▶ [Directions for this task] From the entries below, work out the number of lines that hold the word "here", and give that number alone.

[Dataset entries on figures]
## BEGIN

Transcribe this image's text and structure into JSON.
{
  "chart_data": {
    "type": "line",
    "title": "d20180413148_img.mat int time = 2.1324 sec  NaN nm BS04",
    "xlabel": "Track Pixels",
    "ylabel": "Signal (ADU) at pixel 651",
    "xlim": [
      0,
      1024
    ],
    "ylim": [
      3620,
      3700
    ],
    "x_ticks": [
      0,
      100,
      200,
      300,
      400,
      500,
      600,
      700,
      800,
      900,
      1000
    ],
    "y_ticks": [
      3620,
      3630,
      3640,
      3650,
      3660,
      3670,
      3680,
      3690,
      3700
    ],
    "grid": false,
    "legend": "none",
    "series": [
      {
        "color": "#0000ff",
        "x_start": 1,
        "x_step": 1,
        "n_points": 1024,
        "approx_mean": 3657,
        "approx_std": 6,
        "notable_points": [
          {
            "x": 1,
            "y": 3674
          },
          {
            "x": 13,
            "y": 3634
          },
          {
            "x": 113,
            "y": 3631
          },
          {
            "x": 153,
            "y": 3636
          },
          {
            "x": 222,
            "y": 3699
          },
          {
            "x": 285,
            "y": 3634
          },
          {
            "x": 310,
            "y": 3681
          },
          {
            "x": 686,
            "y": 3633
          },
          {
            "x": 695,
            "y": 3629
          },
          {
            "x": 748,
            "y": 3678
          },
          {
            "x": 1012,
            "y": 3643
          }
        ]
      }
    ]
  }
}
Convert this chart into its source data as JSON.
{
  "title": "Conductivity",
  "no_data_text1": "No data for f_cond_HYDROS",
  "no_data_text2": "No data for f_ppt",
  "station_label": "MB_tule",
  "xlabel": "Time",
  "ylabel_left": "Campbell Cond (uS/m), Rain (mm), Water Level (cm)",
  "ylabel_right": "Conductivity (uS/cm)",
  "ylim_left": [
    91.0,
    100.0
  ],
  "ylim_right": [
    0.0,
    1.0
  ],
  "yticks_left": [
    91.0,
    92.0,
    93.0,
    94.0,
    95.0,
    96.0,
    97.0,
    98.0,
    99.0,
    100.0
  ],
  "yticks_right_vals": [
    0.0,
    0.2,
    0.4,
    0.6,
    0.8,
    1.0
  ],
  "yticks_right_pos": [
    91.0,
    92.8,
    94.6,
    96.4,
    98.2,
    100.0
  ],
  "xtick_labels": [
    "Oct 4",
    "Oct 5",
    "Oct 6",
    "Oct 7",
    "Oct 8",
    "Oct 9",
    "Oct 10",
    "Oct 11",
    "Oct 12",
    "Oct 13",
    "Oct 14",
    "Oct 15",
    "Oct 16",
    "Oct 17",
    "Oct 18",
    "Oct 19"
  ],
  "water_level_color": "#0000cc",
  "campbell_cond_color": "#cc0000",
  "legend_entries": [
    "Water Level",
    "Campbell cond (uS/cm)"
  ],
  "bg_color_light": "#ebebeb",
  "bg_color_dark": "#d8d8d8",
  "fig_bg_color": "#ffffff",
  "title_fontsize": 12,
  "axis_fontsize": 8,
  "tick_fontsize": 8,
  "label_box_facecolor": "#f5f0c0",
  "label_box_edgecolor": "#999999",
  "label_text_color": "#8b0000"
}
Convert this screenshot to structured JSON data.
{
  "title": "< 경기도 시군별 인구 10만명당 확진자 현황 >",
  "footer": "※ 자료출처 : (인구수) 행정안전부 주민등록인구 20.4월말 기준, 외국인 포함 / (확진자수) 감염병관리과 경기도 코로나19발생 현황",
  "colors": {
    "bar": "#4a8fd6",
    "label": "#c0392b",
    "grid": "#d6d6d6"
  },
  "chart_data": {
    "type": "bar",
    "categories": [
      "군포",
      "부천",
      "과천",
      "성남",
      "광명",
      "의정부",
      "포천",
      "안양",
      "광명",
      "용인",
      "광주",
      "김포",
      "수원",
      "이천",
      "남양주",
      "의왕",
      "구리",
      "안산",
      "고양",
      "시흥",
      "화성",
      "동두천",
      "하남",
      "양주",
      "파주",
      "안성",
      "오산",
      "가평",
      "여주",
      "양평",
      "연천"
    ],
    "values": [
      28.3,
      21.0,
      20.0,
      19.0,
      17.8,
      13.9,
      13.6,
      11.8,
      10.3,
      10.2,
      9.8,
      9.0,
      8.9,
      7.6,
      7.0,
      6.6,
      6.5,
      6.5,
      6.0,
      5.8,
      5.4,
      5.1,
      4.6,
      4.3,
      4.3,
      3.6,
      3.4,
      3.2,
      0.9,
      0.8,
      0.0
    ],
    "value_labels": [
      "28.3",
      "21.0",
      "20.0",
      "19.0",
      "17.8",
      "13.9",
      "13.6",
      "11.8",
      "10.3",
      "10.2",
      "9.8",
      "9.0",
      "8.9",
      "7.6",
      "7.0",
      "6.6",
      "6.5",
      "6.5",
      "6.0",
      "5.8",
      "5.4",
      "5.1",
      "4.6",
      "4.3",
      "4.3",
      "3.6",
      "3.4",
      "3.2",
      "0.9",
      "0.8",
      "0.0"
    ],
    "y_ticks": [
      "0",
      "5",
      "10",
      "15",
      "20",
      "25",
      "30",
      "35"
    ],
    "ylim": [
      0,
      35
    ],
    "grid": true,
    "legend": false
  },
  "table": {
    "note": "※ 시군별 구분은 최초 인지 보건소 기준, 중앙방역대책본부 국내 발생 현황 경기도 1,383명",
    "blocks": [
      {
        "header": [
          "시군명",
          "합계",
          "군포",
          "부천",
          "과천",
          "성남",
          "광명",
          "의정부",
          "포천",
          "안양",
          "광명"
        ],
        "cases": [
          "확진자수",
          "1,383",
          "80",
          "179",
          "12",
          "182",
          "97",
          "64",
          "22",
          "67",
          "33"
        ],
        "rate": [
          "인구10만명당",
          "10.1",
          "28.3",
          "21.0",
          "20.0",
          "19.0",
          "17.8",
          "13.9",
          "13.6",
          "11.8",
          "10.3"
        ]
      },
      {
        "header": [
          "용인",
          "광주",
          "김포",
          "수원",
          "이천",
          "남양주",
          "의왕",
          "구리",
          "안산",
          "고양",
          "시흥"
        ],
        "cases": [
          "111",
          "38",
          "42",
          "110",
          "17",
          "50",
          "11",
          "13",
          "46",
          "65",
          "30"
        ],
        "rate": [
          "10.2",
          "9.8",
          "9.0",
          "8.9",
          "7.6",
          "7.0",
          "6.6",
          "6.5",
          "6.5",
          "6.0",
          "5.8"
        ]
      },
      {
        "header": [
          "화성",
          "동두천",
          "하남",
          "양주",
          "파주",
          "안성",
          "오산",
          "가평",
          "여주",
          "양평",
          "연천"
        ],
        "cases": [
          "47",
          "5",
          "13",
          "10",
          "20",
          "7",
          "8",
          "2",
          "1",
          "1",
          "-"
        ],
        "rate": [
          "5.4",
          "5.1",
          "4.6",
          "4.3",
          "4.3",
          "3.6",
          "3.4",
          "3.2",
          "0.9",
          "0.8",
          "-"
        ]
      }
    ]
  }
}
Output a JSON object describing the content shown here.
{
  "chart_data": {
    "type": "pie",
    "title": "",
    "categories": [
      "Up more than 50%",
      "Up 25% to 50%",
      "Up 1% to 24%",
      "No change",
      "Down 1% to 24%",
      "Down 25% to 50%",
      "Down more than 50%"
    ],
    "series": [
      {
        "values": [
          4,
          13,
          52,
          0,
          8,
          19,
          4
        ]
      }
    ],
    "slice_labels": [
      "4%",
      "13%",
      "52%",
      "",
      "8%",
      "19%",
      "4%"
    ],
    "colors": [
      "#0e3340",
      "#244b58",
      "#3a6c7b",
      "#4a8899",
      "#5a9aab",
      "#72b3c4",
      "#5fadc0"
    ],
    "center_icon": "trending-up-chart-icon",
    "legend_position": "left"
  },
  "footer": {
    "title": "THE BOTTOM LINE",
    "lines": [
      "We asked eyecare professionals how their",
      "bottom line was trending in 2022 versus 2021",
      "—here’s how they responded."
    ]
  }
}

## END

▶ [Output for this task] 2